● **PROBLEM**: Pull every line containing "Sprinks" from the entries.
═════ DATA PROVIDED ═════
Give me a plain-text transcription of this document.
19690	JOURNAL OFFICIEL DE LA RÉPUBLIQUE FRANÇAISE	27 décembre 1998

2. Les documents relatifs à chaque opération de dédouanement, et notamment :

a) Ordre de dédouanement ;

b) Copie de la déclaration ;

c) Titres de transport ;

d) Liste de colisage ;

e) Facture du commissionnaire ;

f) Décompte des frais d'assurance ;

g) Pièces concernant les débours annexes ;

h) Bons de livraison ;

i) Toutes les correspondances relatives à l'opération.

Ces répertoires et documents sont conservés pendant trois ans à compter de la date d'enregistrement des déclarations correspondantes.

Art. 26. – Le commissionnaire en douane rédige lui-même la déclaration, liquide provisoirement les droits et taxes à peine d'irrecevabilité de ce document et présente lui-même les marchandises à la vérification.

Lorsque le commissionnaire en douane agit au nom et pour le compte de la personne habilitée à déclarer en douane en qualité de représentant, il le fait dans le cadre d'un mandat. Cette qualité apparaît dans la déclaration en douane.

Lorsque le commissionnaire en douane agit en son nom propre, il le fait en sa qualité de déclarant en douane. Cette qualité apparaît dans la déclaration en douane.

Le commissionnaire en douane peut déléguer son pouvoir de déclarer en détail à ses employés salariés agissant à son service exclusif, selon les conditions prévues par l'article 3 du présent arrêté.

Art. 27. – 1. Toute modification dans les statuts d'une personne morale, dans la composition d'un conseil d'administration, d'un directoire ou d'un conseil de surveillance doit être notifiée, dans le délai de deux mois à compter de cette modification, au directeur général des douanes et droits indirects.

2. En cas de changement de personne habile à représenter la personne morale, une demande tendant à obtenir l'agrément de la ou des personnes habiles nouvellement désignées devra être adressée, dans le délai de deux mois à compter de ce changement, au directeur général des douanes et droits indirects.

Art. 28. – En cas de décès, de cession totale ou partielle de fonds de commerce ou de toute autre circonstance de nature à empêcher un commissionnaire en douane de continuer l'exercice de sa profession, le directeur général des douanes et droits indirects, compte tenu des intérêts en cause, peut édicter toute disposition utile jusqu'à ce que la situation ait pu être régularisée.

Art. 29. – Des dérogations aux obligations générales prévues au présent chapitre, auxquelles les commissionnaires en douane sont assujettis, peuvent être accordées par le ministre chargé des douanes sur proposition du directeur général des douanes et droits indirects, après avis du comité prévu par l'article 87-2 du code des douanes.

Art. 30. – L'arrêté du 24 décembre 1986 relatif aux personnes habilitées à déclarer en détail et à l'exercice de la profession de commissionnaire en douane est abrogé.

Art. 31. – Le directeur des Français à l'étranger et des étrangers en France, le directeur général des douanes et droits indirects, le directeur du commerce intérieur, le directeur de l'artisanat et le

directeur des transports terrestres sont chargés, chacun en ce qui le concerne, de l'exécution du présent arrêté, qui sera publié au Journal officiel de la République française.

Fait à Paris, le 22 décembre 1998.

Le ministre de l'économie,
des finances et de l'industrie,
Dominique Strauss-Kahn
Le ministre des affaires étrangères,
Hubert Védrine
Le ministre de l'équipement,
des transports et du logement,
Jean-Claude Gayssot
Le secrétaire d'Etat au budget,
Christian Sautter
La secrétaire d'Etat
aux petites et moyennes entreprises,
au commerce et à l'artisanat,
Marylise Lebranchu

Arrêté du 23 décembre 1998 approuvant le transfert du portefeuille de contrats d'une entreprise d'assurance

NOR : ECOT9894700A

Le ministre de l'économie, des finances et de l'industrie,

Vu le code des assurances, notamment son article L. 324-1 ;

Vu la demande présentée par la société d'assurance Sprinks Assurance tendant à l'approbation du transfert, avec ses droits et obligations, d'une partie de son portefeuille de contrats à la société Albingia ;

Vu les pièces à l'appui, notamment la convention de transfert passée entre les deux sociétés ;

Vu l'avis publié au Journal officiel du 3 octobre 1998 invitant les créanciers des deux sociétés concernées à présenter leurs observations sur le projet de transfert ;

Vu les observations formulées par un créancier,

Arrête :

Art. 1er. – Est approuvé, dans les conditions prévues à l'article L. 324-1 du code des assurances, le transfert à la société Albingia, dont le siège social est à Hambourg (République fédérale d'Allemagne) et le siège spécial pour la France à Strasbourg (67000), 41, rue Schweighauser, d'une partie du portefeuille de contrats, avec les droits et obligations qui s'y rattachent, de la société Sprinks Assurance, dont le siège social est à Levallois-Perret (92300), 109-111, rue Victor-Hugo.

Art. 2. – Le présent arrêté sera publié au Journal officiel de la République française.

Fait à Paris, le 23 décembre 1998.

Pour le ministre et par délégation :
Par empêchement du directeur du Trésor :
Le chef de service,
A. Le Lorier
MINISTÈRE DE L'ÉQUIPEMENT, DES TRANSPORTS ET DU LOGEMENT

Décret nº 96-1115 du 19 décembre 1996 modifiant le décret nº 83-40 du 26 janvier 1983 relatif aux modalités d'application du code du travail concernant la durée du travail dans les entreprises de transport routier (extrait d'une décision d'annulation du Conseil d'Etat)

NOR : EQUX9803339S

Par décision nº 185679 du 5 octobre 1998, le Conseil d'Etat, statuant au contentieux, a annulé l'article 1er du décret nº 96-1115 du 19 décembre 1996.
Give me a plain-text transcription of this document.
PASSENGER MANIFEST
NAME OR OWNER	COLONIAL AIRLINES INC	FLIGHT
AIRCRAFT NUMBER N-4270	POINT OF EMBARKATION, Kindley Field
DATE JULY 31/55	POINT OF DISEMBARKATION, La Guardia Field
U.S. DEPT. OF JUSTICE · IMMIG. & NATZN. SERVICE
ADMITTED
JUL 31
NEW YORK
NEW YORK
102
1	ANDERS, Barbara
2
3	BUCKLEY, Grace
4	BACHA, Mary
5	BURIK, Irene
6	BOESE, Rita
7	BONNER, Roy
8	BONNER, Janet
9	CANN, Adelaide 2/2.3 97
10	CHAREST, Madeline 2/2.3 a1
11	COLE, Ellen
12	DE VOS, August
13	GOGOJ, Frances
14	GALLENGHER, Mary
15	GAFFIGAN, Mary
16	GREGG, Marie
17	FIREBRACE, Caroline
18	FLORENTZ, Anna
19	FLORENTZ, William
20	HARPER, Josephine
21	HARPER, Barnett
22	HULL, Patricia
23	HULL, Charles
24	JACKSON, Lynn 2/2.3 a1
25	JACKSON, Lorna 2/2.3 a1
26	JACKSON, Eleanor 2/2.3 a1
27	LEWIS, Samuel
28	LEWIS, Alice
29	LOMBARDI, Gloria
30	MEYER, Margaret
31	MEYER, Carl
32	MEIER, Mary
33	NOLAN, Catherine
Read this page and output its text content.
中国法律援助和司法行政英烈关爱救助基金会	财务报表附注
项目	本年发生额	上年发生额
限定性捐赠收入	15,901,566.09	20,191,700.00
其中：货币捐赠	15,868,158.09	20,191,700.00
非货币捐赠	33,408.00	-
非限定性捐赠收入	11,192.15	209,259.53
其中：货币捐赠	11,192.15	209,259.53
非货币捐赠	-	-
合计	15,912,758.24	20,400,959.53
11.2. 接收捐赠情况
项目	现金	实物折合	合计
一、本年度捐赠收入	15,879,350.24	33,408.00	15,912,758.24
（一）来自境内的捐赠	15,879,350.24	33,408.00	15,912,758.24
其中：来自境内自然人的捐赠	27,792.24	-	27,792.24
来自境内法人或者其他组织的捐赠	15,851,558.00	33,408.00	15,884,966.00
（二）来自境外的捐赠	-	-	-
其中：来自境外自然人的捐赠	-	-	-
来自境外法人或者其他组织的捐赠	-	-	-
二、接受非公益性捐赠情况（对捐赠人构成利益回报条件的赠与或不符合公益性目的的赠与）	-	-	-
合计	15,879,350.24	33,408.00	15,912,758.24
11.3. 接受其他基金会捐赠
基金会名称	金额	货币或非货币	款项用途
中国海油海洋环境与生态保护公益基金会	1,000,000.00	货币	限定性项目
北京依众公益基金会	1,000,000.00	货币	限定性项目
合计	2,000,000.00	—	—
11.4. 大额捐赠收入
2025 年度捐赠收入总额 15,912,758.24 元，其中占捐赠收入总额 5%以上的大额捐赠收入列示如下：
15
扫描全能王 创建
═════
● **TASK OUTPUT**:
Vu la demande présentée par la société d'assurance Sprinks Assurance tendant à l'approbation du transfert, avec ses droits et obligations, d'une partie de son portefeuille de contrats à la société Albingia ;
Art. 1er. – Est approuvé, dans les conditions prévues à l'article L. 324-1 du code des assurances, le transfert à la société Albingia, dont le siège social est à Hambourg (République fédérale d'Allemagne) et le siège spécial pour la France à Strasbourg (67000), 41, rue Schweighauser, d'une partie du portefeuille de contrats, avec les droits et obligations qui s'y rattachent, de la société Sprinks Assurance, dont le siège social est à Levallois-Perret (92300), 109-111, rue Victor-Hugo.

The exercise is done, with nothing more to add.